▸ **Stated problem**: Extract the listing in its entirety, keeping each line identical to the original.

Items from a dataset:
BEGIN

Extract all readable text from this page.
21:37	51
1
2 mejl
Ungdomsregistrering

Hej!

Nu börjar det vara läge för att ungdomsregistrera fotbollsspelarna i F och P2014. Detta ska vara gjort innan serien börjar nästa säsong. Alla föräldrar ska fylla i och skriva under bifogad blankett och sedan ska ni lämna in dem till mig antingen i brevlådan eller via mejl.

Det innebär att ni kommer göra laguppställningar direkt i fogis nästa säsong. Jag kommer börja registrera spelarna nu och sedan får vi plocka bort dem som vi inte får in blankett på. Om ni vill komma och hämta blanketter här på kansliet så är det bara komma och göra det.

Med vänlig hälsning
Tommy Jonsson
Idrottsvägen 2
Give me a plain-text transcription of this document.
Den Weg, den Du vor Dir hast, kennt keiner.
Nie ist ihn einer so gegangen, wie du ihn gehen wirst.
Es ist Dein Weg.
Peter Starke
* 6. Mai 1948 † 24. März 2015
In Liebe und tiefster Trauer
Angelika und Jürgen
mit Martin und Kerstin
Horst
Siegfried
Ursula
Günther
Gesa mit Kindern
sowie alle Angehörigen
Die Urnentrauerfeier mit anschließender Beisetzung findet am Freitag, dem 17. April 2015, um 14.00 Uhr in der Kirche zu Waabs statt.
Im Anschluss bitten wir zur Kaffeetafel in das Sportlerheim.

END

▸ **Response below**:
Extract all readable text from this page.
21:37	51
1
2 mejl
Ungdomsregistrering

Hej!

Nu börjar det vara läge för att ungdomsregistrera fotbollsspelarna i F och P2014. Detta ska vara gjort innan serien börjar nästa säsong. Alla föräldrar ska fylla i och skriva under bifogad blankett och sedan ska ni lämna in dem till mig antingen i brevlådan eller via mejl.

Det innebär att ni kommer göra laguppställningar direkt i fogis nästa säsong. Jag kommer börja registrera spelarna nu och sedan får vi plocka bort dem som vi inte får in blankett på. Om ni vill komma och hämta blanketter här på kansliet så är det bara komma och göra det.

Med vänlig hälsning
Tommy Jonsson
Idrottsvägen 2
Give me a plain-text transcription of this document.
Den Weg, den Du vor Dir hast, kennt keiner.
Nie ist ihn einer so gegangen, wie du ihn gehen wirst.
Es ist Dein Weg.
Peter Starke
* 6. Mai 1948 † 24. März 2015
In Liebe und tiefster Trauer
Angelika und Jürgen
mit Martin und Kerstin
Horst
Siegfried
Ursula
Günther
Gesa mit Kindern
sowie alle Angehörigen
Die Urnentrauerfeier mit anschließender Beisetzung findet am Freitag, dem 17. April 2015, um 14.00 Uhr in der Kirche zu Waabs statt.
Im Anschluss bitten wir zur Kaffeetafel in das Sportlerheim.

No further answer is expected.